Below are the entries; count the lines in them that contain the word "Gloria" and give only the number.

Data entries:
## start
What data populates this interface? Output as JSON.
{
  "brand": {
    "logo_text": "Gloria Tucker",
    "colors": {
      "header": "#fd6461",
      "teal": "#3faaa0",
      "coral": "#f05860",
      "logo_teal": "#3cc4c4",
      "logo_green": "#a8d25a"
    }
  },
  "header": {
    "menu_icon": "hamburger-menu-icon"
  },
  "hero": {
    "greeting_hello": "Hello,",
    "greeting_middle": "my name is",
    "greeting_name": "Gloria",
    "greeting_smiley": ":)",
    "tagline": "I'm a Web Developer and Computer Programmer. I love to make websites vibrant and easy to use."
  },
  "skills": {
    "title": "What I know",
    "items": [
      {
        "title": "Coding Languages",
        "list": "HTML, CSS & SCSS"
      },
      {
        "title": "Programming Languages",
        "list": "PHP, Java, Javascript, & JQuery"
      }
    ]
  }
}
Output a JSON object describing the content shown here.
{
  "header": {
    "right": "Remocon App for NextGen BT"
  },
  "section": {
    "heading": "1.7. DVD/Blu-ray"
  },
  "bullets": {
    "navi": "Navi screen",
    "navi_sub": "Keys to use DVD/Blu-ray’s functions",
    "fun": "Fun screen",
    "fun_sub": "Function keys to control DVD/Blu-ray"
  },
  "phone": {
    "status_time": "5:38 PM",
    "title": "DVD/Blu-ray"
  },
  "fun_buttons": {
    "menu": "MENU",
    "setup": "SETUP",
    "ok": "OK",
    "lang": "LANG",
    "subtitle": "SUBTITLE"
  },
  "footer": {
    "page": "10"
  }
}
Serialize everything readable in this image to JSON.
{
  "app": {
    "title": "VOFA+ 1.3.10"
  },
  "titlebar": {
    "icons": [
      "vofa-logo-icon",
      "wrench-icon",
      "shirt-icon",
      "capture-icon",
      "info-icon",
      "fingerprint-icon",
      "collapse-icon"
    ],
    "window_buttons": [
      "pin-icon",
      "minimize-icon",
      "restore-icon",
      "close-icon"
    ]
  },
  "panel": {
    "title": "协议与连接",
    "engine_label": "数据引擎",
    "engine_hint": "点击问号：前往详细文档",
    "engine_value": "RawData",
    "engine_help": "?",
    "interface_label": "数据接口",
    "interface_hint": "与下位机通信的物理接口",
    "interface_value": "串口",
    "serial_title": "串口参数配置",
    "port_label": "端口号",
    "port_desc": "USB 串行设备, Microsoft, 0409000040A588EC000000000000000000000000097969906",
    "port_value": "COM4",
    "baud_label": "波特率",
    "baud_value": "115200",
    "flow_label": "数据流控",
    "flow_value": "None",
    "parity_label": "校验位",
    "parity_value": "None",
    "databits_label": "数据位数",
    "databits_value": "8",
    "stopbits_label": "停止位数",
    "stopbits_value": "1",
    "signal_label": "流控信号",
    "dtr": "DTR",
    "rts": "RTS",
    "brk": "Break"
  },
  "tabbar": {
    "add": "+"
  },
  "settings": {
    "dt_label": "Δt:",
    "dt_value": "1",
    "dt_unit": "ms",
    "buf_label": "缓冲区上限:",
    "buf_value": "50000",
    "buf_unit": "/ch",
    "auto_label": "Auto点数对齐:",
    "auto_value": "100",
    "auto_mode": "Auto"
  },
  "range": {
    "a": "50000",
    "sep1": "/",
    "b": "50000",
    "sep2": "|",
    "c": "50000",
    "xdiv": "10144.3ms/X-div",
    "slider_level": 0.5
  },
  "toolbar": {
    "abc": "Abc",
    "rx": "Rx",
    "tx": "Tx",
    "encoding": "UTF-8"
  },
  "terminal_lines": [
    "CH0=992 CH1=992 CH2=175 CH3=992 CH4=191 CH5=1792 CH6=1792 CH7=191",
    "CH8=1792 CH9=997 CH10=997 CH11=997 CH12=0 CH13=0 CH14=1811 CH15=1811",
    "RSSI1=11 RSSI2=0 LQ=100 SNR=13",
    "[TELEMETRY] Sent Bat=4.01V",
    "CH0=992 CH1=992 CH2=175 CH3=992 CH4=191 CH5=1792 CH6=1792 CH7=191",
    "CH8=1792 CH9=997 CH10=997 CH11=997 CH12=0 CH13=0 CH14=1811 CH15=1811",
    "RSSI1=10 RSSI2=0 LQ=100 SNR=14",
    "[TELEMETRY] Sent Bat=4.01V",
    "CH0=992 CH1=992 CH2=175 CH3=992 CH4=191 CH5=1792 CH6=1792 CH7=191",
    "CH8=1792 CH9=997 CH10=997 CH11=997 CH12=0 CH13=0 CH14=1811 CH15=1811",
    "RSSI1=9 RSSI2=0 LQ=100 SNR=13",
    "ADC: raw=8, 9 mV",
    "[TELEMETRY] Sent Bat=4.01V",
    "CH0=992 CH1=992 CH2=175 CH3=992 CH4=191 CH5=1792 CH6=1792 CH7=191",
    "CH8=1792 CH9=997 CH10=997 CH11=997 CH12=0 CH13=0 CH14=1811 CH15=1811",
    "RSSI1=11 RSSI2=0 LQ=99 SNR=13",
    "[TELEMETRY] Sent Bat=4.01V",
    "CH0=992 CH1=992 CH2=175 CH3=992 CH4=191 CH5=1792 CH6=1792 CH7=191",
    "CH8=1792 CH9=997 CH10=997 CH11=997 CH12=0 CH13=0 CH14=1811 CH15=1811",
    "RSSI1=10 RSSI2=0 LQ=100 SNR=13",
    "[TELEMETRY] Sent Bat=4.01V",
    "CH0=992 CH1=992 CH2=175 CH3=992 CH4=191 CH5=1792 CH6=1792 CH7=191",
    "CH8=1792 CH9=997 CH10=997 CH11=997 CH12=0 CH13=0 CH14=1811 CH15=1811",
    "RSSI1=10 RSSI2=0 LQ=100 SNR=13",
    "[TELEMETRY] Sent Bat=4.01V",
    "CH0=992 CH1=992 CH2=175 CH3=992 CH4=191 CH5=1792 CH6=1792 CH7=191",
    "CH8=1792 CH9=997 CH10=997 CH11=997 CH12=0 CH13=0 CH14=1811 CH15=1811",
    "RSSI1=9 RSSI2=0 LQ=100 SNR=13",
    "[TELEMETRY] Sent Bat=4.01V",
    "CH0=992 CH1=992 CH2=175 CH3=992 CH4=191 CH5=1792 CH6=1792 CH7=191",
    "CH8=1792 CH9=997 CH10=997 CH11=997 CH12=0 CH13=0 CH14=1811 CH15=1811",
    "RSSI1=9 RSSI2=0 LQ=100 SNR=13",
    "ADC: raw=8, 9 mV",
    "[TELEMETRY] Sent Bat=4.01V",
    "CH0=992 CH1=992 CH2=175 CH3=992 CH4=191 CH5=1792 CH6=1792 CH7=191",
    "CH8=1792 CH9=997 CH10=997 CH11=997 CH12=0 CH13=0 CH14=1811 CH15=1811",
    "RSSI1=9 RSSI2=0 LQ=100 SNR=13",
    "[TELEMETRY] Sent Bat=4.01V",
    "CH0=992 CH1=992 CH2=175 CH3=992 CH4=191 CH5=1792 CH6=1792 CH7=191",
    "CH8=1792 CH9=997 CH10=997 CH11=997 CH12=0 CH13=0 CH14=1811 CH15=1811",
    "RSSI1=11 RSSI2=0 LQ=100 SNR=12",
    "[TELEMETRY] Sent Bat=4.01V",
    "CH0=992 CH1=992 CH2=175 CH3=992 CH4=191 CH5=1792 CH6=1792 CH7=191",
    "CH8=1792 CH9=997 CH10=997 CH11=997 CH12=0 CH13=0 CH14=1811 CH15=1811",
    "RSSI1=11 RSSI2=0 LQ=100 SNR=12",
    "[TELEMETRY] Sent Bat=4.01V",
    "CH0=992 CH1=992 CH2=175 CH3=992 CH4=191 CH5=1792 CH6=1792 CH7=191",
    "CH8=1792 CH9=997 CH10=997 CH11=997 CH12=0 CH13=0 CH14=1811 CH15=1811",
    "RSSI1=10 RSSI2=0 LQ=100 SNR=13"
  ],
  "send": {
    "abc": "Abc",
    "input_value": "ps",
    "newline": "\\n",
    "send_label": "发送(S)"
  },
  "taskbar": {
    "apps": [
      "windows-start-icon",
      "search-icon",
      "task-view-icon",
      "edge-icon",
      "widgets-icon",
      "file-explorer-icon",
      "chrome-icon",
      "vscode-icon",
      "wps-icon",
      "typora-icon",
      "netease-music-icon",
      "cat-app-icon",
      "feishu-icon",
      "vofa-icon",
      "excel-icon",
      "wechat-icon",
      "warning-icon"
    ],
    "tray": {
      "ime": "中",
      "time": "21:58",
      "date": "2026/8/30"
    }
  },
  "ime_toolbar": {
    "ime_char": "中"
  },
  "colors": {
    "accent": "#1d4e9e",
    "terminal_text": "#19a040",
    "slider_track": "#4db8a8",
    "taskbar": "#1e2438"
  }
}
## end
**Final result:** 2